(WRITTEN TASK): Read through the data and count the lines that contain the string "atas"; give only the result.

(SUPPLIED DATA):
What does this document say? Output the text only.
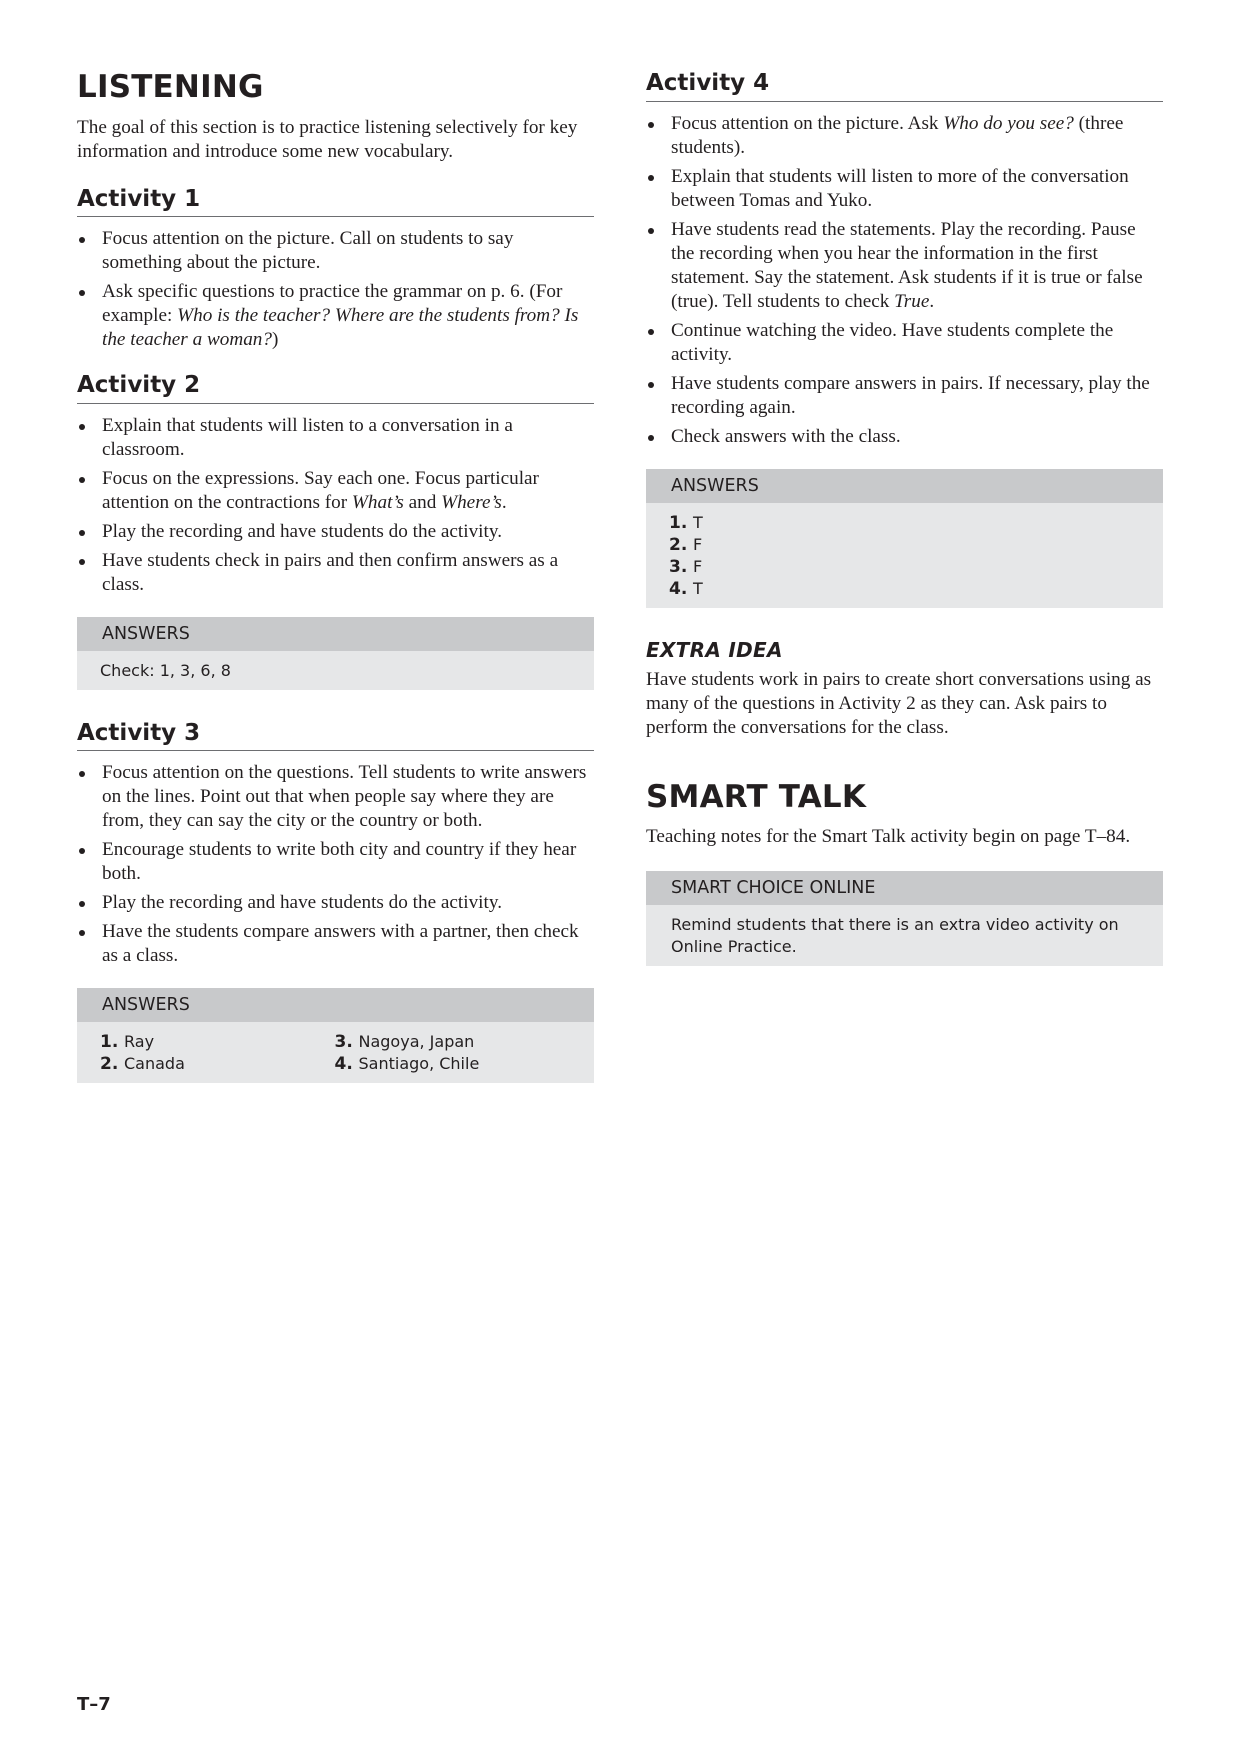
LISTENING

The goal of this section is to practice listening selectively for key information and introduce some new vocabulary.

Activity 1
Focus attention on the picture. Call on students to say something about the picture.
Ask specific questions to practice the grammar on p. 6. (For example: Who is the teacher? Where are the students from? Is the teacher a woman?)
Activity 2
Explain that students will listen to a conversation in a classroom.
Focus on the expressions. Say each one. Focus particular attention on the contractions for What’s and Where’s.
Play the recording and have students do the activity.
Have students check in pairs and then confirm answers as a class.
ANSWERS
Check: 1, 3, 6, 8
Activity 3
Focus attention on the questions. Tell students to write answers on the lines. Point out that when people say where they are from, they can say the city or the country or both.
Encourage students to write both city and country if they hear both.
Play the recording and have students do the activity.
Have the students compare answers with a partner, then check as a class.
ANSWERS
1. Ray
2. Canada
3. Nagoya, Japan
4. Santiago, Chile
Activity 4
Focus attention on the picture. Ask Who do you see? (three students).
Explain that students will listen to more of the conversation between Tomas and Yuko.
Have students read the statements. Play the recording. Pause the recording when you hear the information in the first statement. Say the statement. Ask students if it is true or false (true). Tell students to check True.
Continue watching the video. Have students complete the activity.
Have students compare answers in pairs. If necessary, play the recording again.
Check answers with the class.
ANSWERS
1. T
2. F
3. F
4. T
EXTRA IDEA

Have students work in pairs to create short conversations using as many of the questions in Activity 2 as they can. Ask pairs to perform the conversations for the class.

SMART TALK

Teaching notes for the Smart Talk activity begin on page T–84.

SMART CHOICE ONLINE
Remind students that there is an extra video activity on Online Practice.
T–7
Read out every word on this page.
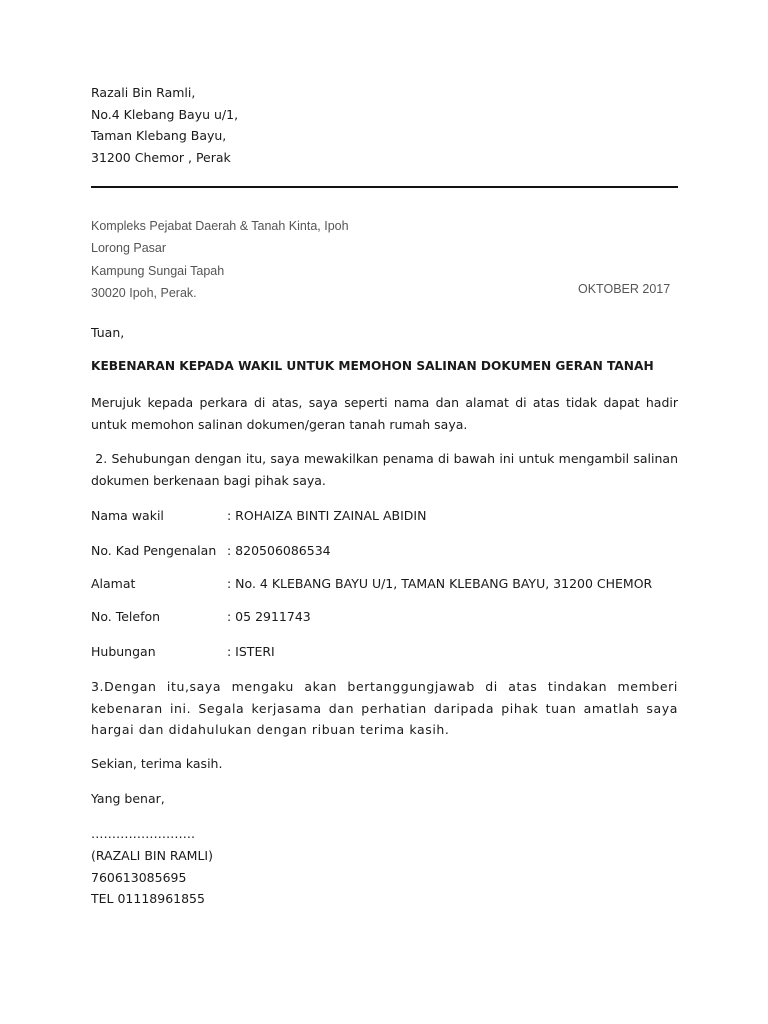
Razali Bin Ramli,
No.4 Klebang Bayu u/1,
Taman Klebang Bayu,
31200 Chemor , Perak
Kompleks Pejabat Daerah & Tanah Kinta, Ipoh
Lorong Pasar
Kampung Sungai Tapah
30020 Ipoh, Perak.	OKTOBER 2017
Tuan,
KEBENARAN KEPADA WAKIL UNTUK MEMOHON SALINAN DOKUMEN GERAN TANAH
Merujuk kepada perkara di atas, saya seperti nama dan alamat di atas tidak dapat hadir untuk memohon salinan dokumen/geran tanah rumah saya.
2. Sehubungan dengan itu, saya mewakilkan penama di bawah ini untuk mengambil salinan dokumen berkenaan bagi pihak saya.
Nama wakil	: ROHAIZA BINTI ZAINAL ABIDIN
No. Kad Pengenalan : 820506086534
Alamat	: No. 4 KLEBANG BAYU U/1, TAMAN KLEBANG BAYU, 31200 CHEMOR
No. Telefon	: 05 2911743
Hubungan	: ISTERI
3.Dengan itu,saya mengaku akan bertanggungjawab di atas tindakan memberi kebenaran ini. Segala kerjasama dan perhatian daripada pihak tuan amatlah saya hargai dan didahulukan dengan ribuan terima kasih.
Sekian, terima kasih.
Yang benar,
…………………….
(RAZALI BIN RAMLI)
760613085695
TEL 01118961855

(WRITTEN ANSWER): 2